● **Directions for this task**: Write out every single entry exactly.

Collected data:
--

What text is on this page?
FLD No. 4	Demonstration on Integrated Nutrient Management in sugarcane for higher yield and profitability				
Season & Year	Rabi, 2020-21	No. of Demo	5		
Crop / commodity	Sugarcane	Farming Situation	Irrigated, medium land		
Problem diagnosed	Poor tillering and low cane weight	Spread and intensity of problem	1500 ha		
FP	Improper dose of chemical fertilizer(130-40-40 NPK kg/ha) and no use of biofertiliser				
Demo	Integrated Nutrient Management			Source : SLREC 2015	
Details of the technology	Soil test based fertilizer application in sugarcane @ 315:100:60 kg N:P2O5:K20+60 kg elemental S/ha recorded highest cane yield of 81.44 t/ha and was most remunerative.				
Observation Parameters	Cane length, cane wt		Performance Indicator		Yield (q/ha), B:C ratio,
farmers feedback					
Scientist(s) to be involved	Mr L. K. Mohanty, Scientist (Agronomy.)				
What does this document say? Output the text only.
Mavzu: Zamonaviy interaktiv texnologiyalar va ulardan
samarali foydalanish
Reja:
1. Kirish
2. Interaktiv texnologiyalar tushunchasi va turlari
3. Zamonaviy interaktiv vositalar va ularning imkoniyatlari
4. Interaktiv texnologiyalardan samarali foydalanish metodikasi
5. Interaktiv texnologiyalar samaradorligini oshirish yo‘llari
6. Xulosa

--

● **Response**:
What text is on this page?
FLD No. 4	Demonstration on Integrated Nutrient Management in sugarcane for higher yield and profitability				
Season & Year	Rabi, 2020-21	No. of Demo	5		
Crop / commodity	Sugarcane	Farming Situation	Irrigated, medium land		
Problem diagnosed	Poor tillering and low cane weight	Spread and intensity of problem	1500 ha		
FP	Improper dose of chemical fertilizer(130-40-40 NPK kg/ha) and no use of biofertiliser				
Demo	Integrated Nutrient Management			Source : SLREC 2015	
Details of the technology	Soil test based fertilizer application in sugarcane @ 315:100:60 kg N:P2O5:K20+60 kg elemental S/ha recorded highest cane yield of 81.44 t/ha and was most remunerative.				
Observation Parameters	Cane length, cane wt		Performance Indicator		Yield (q/ha), B:C ratio,
farmers feedback					
Scientist(s) to be involved	Mr L. K. Mohanty, Scientist (Agronomy.)				
What does this document say? Output the text only.
Mavzu: Zamonaviy interaktiv texnologiyalar va ulardan
samarali foydalanish
Reja:
1. Kirish
2. Interaktiv texnologiyalar tushunchasi va turlari
3. Zamonaviy interaktiv vositalar va ularning imkoniyatlari
4. Interaktiv texnologiyalardan samarali foydalanish metodikasi
5. Interaktiv texnologiyalar samaradorligini oshirish yo‘llari
6. Xulosa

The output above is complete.